→ WHAT THIS TASK INVOLVES
Everything in the listing except the pictures should be written out exactly.

------ RECORDS SHOWN ------

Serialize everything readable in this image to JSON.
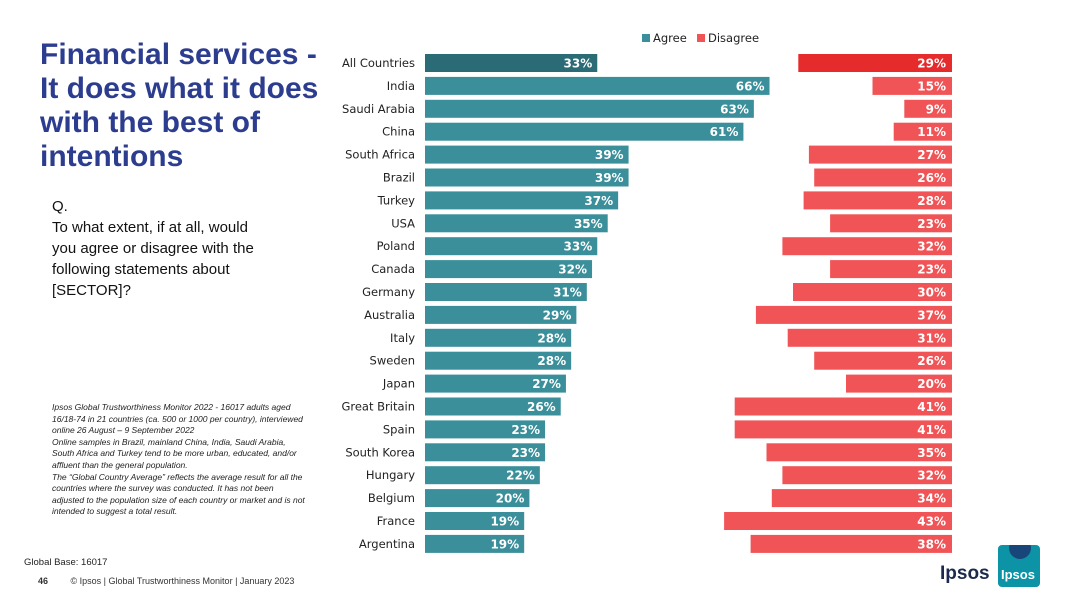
{
  "title": "Financial services - It does what it does with the best of intentions",
  "question": {
    "q": "Q.",
    "lines": [
      "To what extent, if at all, would",
      "you agree or disagree with the",
      "following statements about",
      "[SECTOR]?"
    ]
  },
  "methodology": [
    "Ipsos Global Trustworthiness Monitor 2022 - 16017 adults aged",
    "16/18-74 in 21 countries (ca. 500 or 1000 per country), interviewed",
    "online 26 August – 9 September 2022",
    "Online samples in Brazil, mainland China, India, Saudi Arabia,",
    "South Africa and Turkey tend to be more urban, educated, and/or",
    "affluent than the general population.",
    "The “Global Country Average” reflects the average result for all the",
    "countries where the survey was conducted. It has not been",
    "adjusted to the population size of each country or market and is not",
    "intended to suggest a total result."
  ],
  "global_base": "Global Base: 16017",
  "footer": {
    "page": "46",
    "text": "© Ipsos | Global Trustworthiness Monitor | January 2023"
  },
  "logo": {
    "text": "Ipsos",
    "box_text": "Ipsos"
  },
  "colors": {
    "agree": "#3a8f9b",
    "agree_highlight": "#2b6b76",
    "disagree": "#f05456",
    "disagree_highlight": "#e52b2b",
    "title": "#2c3d8f"
  },
  "chart_data": {
    "type": "bar",
    "orientation": "horizontal",
    "legend": {
      "position": "top",
      "entries": [
        "Agree",
        "Disagree"
      ]
    },
    "categories": [
      "All Countries",
      "India",
      "Saudi Arabia",
      "China",
      "South Africa",
      "Brazil",
      "Turkey",
      "USA",
      "Poland",
      "Canada",
      "Germany",
      "Australia",
      "Italy",
      "Sweden",
      "Japan",
      "Great Britain",
      "Spain",
      "South Korea",
      "Hungary",
      "Belgium",
      "France",
      "Argentina"
    ],
    "series": [
      {
        "name": "Agree",
        "values": [
          33,
          66,
          63,
          61,
          39,
          39,
          37,
          35,
          33,
          32,
          31,
          29,
          28,
          28,
          27,
          26,
          23,
          23,
          22,
          20,
          19,
          19
        ]
      },
      {
        "name": "Disagree",
        "values": [
          29,
          15,
          9,
          11,
          27,
          26,
          28,
          23,
          32,
          23,
          30,
          37,
          31,
          26,
          20,
          41,
          41,
          35,
          32,
          34,
          43,
          38
        ]
      }
    ],
    "value_suffix": "%",
    "highlight_category": "All Countries"
  }
}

------

→ FINISHED EXERCISE
Serialize everything readable in this image to JSON.
{
  "title": "Financial services - It does what it does with the best of intentions",
  "question": {
    "q": "Q.",
    "lines": [
      "To what extent, if at all, would",
      "you agree or disagree with the",
      "following statements about",
      "[SECTOR]?"
    ]
  },
  "methodology": [
    "Ipsos Global Trustworthiness Monitor 2022 - 16017 adults aged",
    "16/18-74 in 21 countries (ca. 500 or 1000 per country), interviewed",
    "online 26 August – 9 September 2022",
    "Online samples in Brazil, mainland China, India, Saudi Arabia,",
    "South Africa and Turkey tend to be more urban, educated, and/or",
    "affluent than the general population.",
    "The “Global Country Average” reflects the average result for all the",
    "countries where the survey was conducted. It has not been",
    "adjusted to the population size of each country or market and is not",
    "intended to suggest a total result."
  ],
  "global_base": "Global Base: 16017",
  "footer": {
    "page": "46",
    "text": "© Ipsos | Global Trustworthiness Monitor | January 2023"
  },
  "logo": {
    "text": "Ipsos",
    "box_text": "Ipsos"
  },
  "colors": {
    "agree": "#3a8f9b",
    "agree_highlight": "#2b6b76",
    "disagree": "#f05456",
    "disagree_highlight": "#e52b2b",
    "title": "#2c3d8f"
  },
  "chart_data": {
    "type": "bar",
    "orientation": "horizontal",
    "legend": {
      "position": "top",
      "entries": [
        "Agree",
        "Disagree"
      ]
    },
    "categories": [
      "All Countries",
      "India",
      "Saudi Arabia",
      "China",
      "South Africa",
      "Brazil",
      "Turkey",
      "USA",
      "Poland",
      "Canada",
      "Germany",
      "Australia",
      "Italy",
      "Sweden",
      "Japan",
      "Great Britain",
      "Spain",
      "South Korea",
      "Hungary",
      "Belgium",
      "France",
      "Argentina"
    ],
    "series": [
      {
        "name": "Agree",
        "values": [
          33,
          66,
          63,
          61,
          39,
          39,
          37,
          35,
          33,
          32,
          31,
          29,
          28,
          28,
          27,
          26,
          23,
          23,
          22,
          20,
          19,
          19
        ]
      },
      {
        "name": "Disagree",
        "values": [
          29,
          15,
          9,
          11,
          27,
          26,
          28,
          23,
          32,
          23,
          30,
          37,
          31,
          26,
          20,
          41,
          41,
          35,
          32,
          34,
          43,
          38
        ]
      }
    ],
    "value_suffix": "%",
    "highlight_category": "All Countries"
  }
}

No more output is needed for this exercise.